* [Aim]:
Quote all entries in full, exactly.

--------------------------------------------------

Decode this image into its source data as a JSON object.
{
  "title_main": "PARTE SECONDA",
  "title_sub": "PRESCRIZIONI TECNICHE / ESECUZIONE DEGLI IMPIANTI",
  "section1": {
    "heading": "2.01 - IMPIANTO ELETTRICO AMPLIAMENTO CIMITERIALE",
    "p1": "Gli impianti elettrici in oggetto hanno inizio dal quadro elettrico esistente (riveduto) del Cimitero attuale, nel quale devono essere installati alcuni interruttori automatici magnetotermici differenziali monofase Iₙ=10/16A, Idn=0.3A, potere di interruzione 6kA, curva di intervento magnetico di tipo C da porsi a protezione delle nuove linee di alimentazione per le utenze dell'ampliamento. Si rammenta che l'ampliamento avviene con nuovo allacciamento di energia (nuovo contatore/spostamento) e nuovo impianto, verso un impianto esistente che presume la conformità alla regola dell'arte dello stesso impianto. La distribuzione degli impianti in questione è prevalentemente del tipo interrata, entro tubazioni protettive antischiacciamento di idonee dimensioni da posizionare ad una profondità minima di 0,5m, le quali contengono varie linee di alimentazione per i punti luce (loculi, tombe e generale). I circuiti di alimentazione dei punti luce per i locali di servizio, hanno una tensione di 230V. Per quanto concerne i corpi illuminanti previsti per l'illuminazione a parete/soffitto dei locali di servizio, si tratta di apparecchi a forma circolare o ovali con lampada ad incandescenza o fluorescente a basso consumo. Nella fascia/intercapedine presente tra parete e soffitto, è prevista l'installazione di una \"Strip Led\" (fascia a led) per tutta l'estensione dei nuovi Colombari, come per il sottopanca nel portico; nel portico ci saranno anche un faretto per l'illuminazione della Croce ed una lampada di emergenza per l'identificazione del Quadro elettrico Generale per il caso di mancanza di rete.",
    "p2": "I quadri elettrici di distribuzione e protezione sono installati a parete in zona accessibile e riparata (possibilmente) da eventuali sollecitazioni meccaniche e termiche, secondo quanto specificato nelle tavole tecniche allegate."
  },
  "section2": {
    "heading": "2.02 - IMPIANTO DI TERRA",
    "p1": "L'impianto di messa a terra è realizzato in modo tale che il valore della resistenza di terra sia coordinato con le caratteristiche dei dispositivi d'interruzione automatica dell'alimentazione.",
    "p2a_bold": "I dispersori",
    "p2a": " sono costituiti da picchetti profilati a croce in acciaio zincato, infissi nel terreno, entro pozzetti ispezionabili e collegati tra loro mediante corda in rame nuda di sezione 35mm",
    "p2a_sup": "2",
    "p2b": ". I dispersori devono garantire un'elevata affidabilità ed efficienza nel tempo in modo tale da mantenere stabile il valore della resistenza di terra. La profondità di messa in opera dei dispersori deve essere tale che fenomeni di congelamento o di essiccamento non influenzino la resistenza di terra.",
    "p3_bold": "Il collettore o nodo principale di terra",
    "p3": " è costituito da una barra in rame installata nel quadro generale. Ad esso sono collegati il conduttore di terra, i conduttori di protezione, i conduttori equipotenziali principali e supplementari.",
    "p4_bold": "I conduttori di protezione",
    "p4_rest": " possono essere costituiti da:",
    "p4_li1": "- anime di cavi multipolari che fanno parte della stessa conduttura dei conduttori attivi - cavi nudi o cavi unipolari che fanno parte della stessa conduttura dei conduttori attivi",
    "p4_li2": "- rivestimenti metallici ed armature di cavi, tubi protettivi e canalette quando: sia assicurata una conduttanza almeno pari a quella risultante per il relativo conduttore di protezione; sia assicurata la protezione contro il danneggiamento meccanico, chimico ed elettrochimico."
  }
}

--------------------------------------------------

* [Exercise output]:
Decode this image into its source data as a JSON object.
{
  "title_main": "PARTE SECONDA",
  "title_sub": "PRESCRIZIONI TECNICHE / ESECUZIONE DEGLI IMPIANTI",
  "section1": {
    "heading": "2.01 - IMPIANTO ELETTRICO AMPLIAMENTO CIMITERIALE",
    "p1": "Gli impianti elettrici in oggetto hanno inizio dal quadro elettrico esistente (riveduto) del Cimitero attuale, nel quale devono essere installati alcuni interruttori automatici magnetotermici differenziali monofase Iₙ=10/16A, Idn=0.3A, potere di interruzione 6kA, curva di intervento magnetico di tipo C da porsi a protezione delle nuove linee di alimentazione per le utenze dell'ampliamento. Si rammenta che l'ampliamento avviene con nuovo allacciamento di energia (nuovo contatore/spostamento) e nuovo impianto, verso un impianto esistente che presume la conformità alla regola dell'arte dello stesso impianto. La distribuzione degli impianti in questione è prevalentemente del tipo interrata, entro tubazioni protettive antischiacciamento di idonee dimensioni da posizionare ad una profondità minima di 0,5m, le quali contengono varie linee di alimentazione per i punti luce (loculi, tombe e generale). I circuiti di alimentazione dei punti luce per i locali di servizio, hanno una tensione di 230V. Per quanto concerne i corpi illuminanti previsti per l'illuminazione a parete/soffitto dei locali di servizio, si tratta di apparecchi a forma circolare o ovali con lampada ad incandescenza o fluorescente a basso consumo. Nella fascia/intercapedine presente tra parete e soffitto, è prevista l'installazione di una \"Strip Led\" (fascia a led) per tutta l'estensione dei nuovi Colombari, come per il sottopanca nel portico; nel portico ci saranno anche un faretto per l'illuminazione della Croce ed una lampada di emergenza per l'identificazione del Quadro elettrico Generale per il caso di mancanza di rete.",
    "p2": "I quadri elettrici di distribuzione e protezione sono installati a parete in zona accessibile e riparata (possibilmente) da eventuali sollecitazioni meccaniche e termiche, secondo quanto specificato nelle tavole tecniche allegate."
  },
  "section2": {
    "heading": "2.02 - IMPIANTO DI TERRA",
    "p1": "L'impianto di messa a terra è realizzato in modo tale che il valore della resistenza di terra sia coordinato con le caratteristiche dei dispositivi d'interruzione automatica dell'alimentazione.",
    "p2a_bold": "I dispersori",
    "p2a": " sono costituiti da picchetti profilati a croce in acciaio zincato, infissi nel terreno, entro pozzetti ispezionabili e collegati tra loro mediante corda in rame nuda di sezione 35mm",
    "p2a_sup": "2",
    "p2b": ". I dispersori devono garantire un'elevata affidabilità ed efficienza nel tempo in modo tale da mantenere stabile il valore della resistenza di terra. La profondità di messa in opera dei dispersori deve essere tale che fenomeni di congelamento o di essiccamento non influenzino la resistenza di terra.",
    "p3_bold": "Il collettore o nodo principale di terra",
    "p3": " è costituito da una barra in rame installata nel quadro generale. Ad esso sono collegati il conduttore di terra, i conduttori di protezione, i conduttori equipotenziali principali e supplementari.",
    "p4_bold": "I conduttori di protezione",
    "p4_rest": " possono essere costituiti da:",
    "p4_li1": "- anime di cavi multipolari che fanno parte della stessa conduttura dei conduttori attivi - cavi nudi o cavi unipolari che fanno parte della stessa conduttura dei conduttori attivi",
    "p4_li2": "- rivestimenti metallici ed armature di cavi, tubi protettivi e canalette quando: sia assicurata una conduttanza almeno pari a quella risultante per il relativo conduttore di protezione; sia assicurata la protezione contro il danneggiamento meccanico, chimico ed elettrochimico."
  }
}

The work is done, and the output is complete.